Task directions>
Convert everything from the start of the listing down to and including the line containing "tick-label: 800: [550, 180, 583, 202]" into a Markdown table. Use two columns, Row and Line, and skip any blank lines.

------------------------------------------------------------

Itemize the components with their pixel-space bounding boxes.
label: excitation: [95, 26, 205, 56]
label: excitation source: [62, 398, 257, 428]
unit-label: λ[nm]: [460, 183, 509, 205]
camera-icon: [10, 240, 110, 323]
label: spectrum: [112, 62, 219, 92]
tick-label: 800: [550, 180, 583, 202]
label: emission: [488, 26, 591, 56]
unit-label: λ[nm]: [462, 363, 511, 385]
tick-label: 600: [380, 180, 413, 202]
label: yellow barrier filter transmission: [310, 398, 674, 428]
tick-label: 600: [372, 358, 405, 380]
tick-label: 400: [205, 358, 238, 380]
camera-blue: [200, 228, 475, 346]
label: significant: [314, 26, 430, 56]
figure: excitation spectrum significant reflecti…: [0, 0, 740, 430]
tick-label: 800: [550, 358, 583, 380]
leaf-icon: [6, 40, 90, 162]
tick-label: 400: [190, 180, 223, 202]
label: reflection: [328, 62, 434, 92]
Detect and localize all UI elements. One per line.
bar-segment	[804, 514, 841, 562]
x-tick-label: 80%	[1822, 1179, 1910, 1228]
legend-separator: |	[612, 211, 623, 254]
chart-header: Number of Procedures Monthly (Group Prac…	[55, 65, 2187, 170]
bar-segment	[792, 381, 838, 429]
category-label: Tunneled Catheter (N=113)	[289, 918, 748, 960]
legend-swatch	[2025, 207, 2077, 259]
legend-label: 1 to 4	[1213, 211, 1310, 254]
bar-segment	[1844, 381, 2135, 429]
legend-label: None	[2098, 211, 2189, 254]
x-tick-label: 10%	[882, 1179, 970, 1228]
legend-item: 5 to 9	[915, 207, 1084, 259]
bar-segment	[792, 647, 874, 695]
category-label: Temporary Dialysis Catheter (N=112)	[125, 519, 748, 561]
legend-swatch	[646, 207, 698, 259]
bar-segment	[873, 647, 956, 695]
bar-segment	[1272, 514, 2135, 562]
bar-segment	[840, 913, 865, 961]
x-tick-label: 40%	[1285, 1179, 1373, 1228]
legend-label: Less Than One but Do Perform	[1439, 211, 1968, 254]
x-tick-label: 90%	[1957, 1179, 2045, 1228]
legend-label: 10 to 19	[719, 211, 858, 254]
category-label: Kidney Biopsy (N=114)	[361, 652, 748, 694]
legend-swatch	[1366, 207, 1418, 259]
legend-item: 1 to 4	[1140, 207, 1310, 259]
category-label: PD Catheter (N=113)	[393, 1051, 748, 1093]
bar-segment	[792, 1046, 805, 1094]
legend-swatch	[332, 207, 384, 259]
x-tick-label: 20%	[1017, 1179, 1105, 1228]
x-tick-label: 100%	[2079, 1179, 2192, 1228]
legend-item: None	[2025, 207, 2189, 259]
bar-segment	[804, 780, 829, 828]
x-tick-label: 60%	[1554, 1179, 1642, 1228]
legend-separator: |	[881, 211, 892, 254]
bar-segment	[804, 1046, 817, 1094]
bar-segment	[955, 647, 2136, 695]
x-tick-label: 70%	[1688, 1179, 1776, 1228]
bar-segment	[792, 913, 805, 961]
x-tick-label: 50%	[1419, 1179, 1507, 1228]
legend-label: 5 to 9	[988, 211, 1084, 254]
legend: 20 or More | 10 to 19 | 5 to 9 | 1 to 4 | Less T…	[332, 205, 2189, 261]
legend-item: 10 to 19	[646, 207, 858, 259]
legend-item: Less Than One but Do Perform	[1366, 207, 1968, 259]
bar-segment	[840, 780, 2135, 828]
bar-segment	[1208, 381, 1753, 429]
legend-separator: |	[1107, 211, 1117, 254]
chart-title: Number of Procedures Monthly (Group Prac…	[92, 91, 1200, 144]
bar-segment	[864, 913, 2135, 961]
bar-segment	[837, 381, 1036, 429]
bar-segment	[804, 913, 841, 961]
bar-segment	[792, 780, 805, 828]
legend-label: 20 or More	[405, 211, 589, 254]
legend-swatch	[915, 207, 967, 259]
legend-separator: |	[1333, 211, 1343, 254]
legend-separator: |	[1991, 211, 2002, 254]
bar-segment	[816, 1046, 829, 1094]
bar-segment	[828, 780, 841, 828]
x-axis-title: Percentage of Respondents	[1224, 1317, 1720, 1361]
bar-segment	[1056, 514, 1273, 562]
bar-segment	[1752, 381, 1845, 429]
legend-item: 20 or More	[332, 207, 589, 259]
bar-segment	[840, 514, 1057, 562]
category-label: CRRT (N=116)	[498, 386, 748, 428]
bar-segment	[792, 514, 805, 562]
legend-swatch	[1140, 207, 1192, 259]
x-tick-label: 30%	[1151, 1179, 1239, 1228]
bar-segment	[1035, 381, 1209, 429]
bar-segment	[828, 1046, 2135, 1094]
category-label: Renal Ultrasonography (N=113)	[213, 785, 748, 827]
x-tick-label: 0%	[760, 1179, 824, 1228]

------------------------------------------------------------

Task answer>
| Row | Line |
|---|---|
| 1 | Itemize the components with their pixel-space bounding boxes. |
| 2 | label: excitation: [95, 26, 205, 56] |
| 3 | label: excitation source: [62, 398, 257, 428] |
| 4 | unit-label: λ[nm]: [460, 183, 509, 205] |
| 5 | camera-icon: [10, 240, 110, 323] |
| 6 | label: spectrum: [112, 62, 219, 92] |
| 7 | tick-label: 800: [550, 180, 583, 202] |